▸ **PROBLEM TO WORK ON**: Of the lines in the entries below, state how many hold the word "Initialize". Say nothing else.

-=-=-=-=-

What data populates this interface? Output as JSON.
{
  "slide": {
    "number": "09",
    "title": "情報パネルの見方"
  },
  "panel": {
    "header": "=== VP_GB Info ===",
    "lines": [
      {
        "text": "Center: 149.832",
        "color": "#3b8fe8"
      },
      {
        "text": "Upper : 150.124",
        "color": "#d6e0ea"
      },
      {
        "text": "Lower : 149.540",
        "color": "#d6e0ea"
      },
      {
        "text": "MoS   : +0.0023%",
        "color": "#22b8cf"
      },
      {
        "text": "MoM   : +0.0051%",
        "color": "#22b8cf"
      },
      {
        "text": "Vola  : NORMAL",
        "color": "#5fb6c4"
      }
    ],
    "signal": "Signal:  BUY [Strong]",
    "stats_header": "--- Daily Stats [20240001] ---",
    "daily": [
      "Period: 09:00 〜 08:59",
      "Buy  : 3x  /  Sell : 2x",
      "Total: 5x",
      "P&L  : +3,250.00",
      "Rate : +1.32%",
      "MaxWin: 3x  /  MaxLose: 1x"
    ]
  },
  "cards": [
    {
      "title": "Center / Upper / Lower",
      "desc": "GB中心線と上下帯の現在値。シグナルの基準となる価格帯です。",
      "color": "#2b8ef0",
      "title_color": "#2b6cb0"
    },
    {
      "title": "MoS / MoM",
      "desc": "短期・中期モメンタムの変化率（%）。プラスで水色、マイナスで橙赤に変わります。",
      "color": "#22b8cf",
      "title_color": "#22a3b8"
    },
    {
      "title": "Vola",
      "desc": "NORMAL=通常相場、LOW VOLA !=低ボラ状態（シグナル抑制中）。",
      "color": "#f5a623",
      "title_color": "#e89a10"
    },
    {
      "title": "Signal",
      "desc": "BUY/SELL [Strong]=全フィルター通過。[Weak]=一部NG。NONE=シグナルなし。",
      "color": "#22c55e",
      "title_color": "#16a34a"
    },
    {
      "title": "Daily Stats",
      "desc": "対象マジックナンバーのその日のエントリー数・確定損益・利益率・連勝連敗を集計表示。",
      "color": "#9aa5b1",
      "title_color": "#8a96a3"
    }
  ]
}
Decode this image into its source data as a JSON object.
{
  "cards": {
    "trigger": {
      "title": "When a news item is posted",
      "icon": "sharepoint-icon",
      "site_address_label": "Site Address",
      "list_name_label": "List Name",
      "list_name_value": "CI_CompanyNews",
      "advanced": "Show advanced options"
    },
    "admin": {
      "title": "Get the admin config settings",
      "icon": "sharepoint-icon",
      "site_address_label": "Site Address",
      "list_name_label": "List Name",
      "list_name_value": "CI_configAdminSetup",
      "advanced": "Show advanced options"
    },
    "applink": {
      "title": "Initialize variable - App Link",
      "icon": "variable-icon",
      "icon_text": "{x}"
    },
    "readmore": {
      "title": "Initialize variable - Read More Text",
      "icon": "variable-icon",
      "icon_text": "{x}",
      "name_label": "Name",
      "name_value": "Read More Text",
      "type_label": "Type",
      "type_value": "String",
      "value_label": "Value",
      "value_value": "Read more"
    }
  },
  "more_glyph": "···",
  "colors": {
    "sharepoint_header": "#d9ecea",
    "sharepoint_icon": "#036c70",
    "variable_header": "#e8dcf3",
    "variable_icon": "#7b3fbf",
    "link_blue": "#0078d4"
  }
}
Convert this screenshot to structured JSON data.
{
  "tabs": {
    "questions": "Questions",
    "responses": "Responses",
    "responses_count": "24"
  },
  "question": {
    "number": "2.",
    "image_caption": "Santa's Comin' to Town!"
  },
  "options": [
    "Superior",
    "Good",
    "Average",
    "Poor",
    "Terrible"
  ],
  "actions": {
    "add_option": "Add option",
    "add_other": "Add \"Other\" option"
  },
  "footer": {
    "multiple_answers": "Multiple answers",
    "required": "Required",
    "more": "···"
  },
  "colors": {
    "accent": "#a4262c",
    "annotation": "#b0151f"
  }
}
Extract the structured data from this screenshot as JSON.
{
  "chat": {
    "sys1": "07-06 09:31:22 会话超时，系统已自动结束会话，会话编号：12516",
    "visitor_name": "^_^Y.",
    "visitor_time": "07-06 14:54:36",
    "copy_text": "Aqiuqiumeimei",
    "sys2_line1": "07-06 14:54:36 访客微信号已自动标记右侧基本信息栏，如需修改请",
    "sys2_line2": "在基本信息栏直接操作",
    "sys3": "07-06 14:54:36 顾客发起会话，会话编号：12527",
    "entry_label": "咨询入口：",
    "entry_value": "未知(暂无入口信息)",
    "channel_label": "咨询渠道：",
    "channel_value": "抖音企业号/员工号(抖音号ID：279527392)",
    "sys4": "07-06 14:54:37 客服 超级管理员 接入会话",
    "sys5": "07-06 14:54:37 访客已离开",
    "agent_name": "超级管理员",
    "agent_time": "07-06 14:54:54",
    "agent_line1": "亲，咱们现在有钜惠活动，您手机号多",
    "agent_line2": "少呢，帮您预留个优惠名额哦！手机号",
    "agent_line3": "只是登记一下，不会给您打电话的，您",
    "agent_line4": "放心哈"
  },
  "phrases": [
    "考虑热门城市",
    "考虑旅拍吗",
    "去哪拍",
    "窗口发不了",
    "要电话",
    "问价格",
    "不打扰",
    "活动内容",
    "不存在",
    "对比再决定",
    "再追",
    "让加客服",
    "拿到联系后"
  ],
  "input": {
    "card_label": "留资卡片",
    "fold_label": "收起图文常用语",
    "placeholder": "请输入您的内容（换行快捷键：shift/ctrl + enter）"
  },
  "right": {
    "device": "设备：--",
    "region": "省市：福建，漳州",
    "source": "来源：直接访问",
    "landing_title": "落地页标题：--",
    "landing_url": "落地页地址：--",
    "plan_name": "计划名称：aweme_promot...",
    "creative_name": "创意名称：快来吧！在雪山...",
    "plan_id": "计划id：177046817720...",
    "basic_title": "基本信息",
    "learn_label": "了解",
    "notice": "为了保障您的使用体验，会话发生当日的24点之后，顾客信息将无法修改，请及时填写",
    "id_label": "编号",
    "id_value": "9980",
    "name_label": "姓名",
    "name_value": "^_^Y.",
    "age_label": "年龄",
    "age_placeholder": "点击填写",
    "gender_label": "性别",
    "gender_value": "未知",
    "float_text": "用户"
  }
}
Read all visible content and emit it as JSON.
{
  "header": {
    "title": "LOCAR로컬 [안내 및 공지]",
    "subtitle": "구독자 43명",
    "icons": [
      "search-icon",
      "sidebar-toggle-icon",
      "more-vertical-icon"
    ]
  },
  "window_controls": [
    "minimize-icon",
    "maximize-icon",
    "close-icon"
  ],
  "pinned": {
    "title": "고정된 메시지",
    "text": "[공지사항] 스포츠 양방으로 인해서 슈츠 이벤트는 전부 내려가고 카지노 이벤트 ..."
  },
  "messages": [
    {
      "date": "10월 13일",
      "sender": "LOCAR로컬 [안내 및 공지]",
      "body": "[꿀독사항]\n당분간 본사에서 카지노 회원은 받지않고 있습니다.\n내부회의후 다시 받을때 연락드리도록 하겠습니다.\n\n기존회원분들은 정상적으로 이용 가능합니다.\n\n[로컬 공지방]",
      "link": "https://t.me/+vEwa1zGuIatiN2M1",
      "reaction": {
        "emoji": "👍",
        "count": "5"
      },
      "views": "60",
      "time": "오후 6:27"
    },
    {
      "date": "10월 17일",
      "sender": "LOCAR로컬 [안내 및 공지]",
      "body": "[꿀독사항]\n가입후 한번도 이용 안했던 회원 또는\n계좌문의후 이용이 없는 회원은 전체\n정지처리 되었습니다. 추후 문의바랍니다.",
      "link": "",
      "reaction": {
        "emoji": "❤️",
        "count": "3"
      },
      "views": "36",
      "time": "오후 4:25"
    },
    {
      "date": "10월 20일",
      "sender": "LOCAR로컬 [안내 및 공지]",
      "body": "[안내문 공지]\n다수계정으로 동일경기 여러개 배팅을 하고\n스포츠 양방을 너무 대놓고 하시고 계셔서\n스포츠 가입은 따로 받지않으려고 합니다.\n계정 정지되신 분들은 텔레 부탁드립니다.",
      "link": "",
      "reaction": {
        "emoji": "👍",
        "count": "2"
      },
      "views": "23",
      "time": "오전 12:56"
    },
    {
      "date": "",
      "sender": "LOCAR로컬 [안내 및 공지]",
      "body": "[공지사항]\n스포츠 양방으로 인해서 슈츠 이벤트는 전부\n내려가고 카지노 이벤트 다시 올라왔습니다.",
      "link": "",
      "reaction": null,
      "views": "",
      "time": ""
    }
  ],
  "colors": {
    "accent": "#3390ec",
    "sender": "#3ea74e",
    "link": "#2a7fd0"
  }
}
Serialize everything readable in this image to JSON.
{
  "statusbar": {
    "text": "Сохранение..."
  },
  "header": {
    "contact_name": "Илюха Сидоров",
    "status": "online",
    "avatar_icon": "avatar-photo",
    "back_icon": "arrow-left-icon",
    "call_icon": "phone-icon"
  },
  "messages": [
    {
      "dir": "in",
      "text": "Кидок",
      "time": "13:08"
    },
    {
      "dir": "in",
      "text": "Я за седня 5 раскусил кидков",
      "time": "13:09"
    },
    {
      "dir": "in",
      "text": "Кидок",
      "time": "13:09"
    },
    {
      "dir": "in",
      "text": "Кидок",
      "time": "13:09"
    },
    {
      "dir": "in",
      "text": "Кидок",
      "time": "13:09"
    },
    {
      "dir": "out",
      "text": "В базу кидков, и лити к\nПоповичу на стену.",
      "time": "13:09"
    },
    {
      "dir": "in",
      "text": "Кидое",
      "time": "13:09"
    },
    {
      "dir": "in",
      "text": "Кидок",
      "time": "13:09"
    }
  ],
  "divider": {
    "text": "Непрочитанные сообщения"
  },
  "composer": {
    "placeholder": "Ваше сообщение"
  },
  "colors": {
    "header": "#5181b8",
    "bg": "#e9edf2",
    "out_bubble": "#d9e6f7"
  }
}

-=-=-=-=-

▸ **TASK SOLUTION**: 2